-- begin PROVIDED DATA --
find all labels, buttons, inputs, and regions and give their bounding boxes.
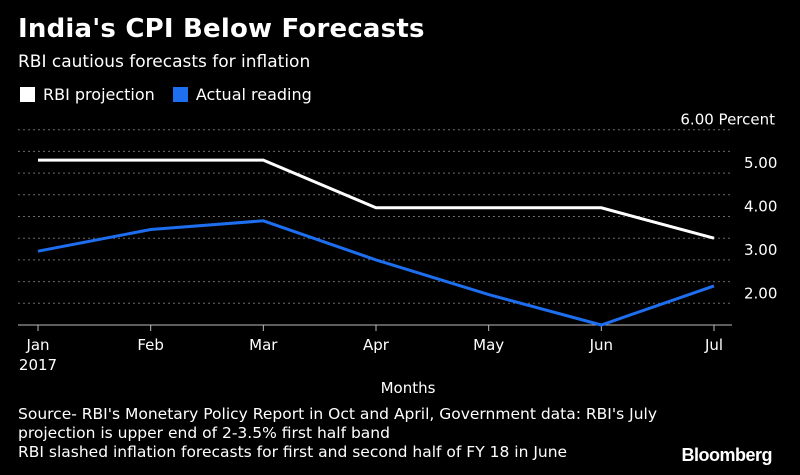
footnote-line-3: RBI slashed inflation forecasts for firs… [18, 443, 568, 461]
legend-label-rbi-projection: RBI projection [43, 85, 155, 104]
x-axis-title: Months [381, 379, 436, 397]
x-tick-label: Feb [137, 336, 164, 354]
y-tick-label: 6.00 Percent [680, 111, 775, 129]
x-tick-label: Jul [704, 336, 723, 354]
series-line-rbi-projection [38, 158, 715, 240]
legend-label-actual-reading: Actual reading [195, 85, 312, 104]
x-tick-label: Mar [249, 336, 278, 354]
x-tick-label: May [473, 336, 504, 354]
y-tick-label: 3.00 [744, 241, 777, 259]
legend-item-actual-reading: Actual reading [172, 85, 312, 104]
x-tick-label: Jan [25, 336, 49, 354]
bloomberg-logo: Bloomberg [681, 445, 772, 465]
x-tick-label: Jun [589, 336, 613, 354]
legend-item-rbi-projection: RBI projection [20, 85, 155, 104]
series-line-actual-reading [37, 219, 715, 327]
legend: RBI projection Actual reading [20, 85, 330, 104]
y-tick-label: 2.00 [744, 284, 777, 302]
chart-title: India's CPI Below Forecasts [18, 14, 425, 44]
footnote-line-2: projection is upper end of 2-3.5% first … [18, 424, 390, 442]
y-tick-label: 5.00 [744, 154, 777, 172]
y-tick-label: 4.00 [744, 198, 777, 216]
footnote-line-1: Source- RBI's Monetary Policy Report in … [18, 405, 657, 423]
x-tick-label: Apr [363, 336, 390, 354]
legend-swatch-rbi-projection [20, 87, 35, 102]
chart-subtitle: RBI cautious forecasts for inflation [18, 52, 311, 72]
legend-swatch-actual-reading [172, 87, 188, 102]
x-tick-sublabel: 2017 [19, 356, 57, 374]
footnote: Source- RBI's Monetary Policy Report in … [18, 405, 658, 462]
-- end PROVIDED DATA --
-- begin PROVIDED DATA --
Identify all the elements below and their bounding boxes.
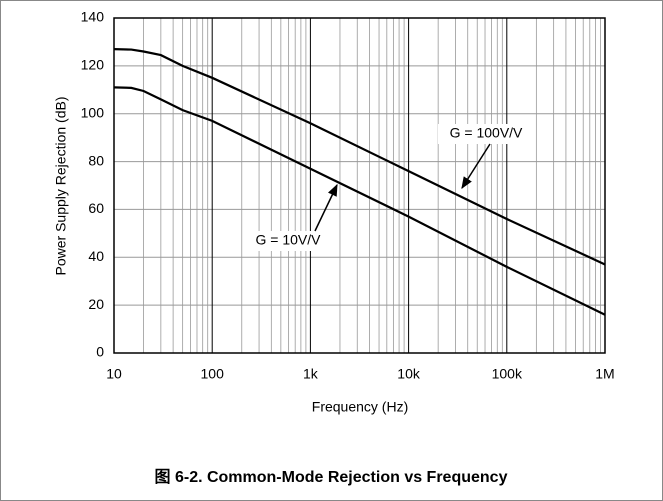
-- end PROVIDED DATA --
Starting with the line containing "find all labels, buttons, inputs, and" and going on through the line containing "legend-label-actual-reading: Actual reading", repeat those entries from the first block verbatim. Omit the picture from your answer.

find all labels, buttons, inputs, and regions and give their bounding boxes.
footnote-line-3: RBI slashed inflation forecasts for firs… [18, 443, 568, 461]
legend-label-rbi-projection: RBI projection [43, 85, 155, 104]
x-axis-title: Months [381, 379, 436, 397]
x-tick-label: Feb [137, 336, 164, 354]
y-tick-label: 6.00 Percent [680, 111, 775, 129]
x-tick-label: Jul [704, 336, 723, 354]
series-line-rbi-projection [38, 158, 715, 240]
legend-label-actual-reading: Actual reading [195, 85, 312, 104]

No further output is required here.